**Source records:**
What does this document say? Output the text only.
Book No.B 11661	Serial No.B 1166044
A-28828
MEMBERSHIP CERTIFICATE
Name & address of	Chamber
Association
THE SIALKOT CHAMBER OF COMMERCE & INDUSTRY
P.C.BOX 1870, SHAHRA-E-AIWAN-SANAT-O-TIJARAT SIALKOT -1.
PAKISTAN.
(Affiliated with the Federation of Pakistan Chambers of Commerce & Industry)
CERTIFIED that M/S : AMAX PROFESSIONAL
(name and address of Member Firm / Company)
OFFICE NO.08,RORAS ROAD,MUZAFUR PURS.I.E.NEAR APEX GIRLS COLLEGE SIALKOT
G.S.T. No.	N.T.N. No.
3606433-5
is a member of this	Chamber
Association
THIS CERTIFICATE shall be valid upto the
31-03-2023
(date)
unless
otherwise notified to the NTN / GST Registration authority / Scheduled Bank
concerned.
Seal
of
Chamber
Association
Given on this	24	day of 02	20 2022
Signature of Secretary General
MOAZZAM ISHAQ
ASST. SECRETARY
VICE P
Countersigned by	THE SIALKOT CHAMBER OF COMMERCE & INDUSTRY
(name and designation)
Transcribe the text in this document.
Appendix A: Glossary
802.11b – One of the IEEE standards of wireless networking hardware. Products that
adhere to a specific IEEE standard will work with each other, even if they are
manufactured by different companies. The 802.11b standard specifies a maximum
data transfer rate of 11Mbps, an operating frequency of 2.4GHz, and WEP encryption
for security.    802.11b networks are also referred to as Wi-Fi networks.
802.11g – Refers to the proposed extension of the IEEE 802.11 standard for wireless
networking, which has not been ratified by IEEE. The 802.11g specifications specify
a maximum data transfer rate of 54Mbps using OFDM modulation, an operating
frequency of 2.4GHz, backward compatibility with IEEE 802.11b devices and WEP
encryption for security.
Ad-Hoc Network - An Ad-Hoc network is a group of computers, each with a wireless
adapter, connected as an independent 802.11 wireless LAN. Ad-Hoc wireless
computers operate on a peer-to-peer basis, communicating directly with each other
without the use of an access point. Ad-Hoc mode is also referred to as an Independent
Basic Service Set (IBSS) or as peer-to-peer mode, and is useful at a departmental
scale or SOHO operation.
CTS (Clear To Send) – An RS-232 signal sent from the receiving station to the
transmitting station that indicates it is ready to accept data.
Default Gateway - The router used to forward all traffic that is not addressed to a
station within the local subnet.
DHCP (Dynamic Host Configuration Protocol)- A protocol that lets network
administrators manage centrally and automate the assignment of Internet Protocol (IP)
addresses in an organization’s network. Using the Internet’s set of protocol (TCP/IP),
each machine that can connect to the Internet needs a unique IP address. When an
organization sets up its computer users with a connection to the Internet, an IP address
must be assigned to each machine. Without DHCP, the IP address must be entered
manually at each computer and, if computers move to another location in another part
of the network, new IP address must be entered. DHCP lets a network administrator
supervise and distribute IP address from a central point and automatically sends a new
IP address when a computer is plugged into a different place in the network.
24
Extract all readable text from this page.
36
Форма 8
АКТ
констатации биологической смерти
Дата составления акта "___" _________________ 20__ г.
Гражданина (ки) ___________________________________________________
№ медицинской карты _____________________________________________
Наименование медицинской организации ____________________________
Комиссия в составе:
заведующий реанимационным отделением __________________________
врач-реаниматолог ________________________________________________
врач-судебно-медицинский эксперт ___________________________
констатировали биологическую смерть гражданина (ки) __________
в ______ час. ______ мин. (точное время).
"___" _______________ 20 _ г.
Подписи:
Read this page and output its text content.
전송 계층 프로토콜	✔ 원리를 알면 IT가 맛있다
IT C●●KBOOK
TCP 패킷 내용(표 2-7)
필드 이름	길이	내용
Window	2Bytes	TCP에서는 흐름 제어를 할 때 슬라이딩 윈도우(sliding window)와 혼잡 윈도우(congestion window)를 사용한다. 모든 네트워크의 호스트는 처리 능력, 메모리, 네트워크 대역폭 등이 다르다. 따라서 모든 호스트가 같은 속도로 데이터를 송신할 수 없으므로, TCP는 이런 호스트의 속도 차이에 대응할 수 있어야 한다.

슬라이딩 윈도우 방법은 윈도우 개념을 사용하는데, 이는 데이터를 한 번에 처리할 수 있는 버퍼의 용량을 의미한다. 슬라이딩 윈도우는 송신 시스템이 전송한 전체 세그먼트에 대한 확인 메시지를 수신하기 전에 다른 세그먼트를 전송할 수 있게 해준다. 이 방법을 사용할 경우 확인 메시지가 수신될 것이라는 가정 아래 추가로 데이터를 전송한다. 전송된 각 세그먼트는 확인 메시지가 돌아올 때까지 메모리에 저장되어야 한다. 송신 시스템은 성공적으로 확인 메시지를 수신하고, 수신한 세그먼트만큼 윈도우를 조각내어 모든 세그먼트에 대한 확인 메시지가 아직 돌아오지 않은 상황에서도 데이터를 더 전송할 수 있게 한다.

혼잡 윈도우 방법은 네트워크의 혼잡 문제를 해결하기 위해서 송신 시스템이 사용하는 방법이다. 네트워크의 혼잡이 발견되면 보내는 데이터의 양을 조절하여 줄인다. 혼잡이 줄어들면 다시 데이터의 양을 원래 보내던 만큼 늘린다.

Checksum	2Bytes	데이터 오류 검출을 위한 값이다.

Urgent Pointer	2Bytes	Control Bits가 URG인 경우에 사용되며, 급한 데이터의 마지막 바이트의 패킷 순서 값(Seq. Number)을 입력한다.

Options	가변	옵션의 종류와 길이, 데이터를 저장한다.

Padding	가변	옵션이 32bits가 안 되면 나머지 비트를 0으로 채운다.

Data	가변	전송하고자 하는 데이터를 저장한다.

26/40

**Exercise description:**
Set down the listing above in full, please, exactly as it appears.

**Answer for the task:**
What does this document say? Output the text only.
Book No.B 11661	Serial No.B 1166044
A-28828
MEMBERSHIP CERTIFICATE
Name & address of	Chamber
Association
THE SIALKOT CHAMBER OF COMMERCE & INDUSTRY
P.C.BOX 1870, SHAHRA-E-AIWAN-SANAT-O-TIJARAT SIALKOT -1.
PAKISTAN.
(Affiliated with the Federation of Pakistan Chambers of Commerce & Industry)
CERTIFIED that M/S : AMAX PROFESSIONAL
(name and address of Member Firm / Company)
OFFICE NO.08,RORAS ROAD,MUZAFUR PURS.I.E.NEAR APEX GIRLS COLLEGE SIALKOT
G.S.T. No.	N.T.N. No.
3606433-5
is a member of this	Chamber
Association
THIS CERTIFICATE shall be valid upto the
31-03-2023
(date)
unless
otherwise notified to the NTN / GST Registration authority / Scheduled Bank
concerned.
Seal
of
Chamber
Association
Given on this	24	day of 02	20 2022
Signature of Secretary General
MOAZZAM ISHAQ
ASST. SECRETARY
VICE P
Countersigned by	THE SIALKOT CHAMBER OF COMMERCE & INDUSTRY
(name and designation)
Transcribe the text in this document.
Appendix A: Glossary
802.11b – One of the IEEE standards of wireless networking hardware. Products that
adhere to a specific IEEE standard will work with each other, even if they are
manufactured by different companies. The 802.11b standard specifies a maximum
data transfer rate of 11Mbps, an operating frequency of 2.4GHz, and WEP encryption
for security.    802.11b networks are also referred to as Wi-Fi networks.
802.11g – Refers to the proposed extension of the IEEE 802.11 standard for wireless
networking, which has not been ratified by IEEE. The 802.11g specifications specify
a maximum data transfer rate of 54Mbps using OFDM modulation, an operating
frequency of 2.4GHz, backward compatibility with IEEE 802.11b devices and WEP
encryption for security.
Ad-Hoc Network - An Ad-Hoc network is a group of computers, each with a wireless
adapter, connected as an independent 802.11 wireless LAN. Ad-Hoc wireless
computers operate on a peer-to-peer basis, communicating directly with each other
without the use of an access point. Ad-Hoc mode is also referred to as an Independent
Basic Service Set (IBSS) or as peer-to-peer mode, and is useful at a departmental
scale or SOHO operation.
CTS (Clear To Send) – An RS-232 signal sent from the receiving station to the
transmitting station that indicates it is ready to accept data.
Default Gateway - The router used to forward all traffic that is not addressed to a
station within the local subnet.
DHCP (Dynamic Host Configuration Protocol)- A protocol that lets network
administrators manage centrally and automate the assignment of Internet Protocol (IP)
addresses in an organization’s network. Using the Internet’s set of protocol (TCP/IP),
each machine that can connect to the Internet needs a unique IP address. When an
organization sets up its computer users with a connection to the Internet, an IP address
must be assigned to each machine. Without DHCP, the IP address must be entered
manually at each computer and, if computers move to another location in another part
of the network, new IP address must be entered. DHCP lets a network administrator
supervise and distribute IP address from a central point and automatically sends a new
IP address when a computer is plugged into a different place in the network.
24
Extract all readable text from this page.
36
Форма 8
АКТ
констатации биологической смерти
Дата составления акта "___" _________________ 20__ г.
Гражданина (ки) ___________________________________________________
№ медицинской карты _____________________________________________
Наименование медицинской организации ____________________________
Комиссия в составе:
заведующий реанимационным отделением __________________________
врач-реаниматолог ________________________________________________
врач-судебно-медицинский эксперт ___________________________
констатировали биологическую смерть гражданина (ки) __________
в ______ час. ______ мин. (точное время).
"___" _______________ 20 _ г.
Подписи:
Read this page and output its text content.
전송 계층 프로토콜	✔ 원리를 알면 IT가 맛있다
IT C●●KBOOK
TCP 패킷 내용(표 2-7)
필드 이름	길이	내용
Window	2Bytes	TCP에서는 흐름 제어를 할 때 슬라이딩 윈도우(sliding window)와 혼잡 윈도우(congestion window)를 사용한다. 모든 네트워크의 호스트는 처리 능력, 메모리, 네트워크 대역폭 등이 다르다. 따라서 모든 호스트가 같은 속도로 데이터를 송신할 수 없으므로, TCP는 이런 호스트의 속도 차이에 대응할 수 있어야 한다.

슬라이딩 윈도우 방법은 윈도우 개념을 사용하는데, 이는 데이터를 한 번에 처리할 수 있는 버퍼의 용량을 의미한다. 슬라이딩 윈도우는 송신 시스템이 전송한 전체 세그먼트에 대한 확인 메시지를 수신하기 전에 다른 세그먼트를 전송할 수 있게 해준다. 이 방법을 사용할 경우 확인 메시지가 수신될 것이라는 가정 아래 추가로 데이터를 전송한다. 전송된 각 세그먼트는 확인 메시지가 돌아올 때까지 메모리에 저장되어야 한다. 송신 시스템은 성공적으로 확인 메시지를 수신하고, 수신한 세그먼트만큼 윈도우를 조각내어 모든 세그먼트에 대한 확인 메시지가 아직 돌아오지 않은 상황에서도 데이터를 더 전송할 수 있게 한다.

혼잡 윈도우 방법은 네트워크의 혼잡 문제를 해결하기 위해서 송신 시스템이 사용하는 방법이다. 네트워크의 혼잡이 발견되면 보내는 데이터의 양을 조절하여 줄인다. 혼잡이 줄어들면 다시 데이터의 양을 원래 보내던 만큼 늘린다.

Checksum	2Bytes	데이터 오류 검출을 위한 값이다.

Urgent Pointer	2Bytes	Control Bits가 URG인 경우에 사용되며, 급한 데이터의 마지막 바이트의 패킷 순서 값(Seq. Number)을 입력한다.

Options	가변	옵션의 종류와 길이, 데이터를 저장한다.

Padding	가변	옵션이 32bits가 안 되면 나머지 비트를 0으로 채운다.

Data	가변	전송하고자 하는 데이터를 저장한다.

26/40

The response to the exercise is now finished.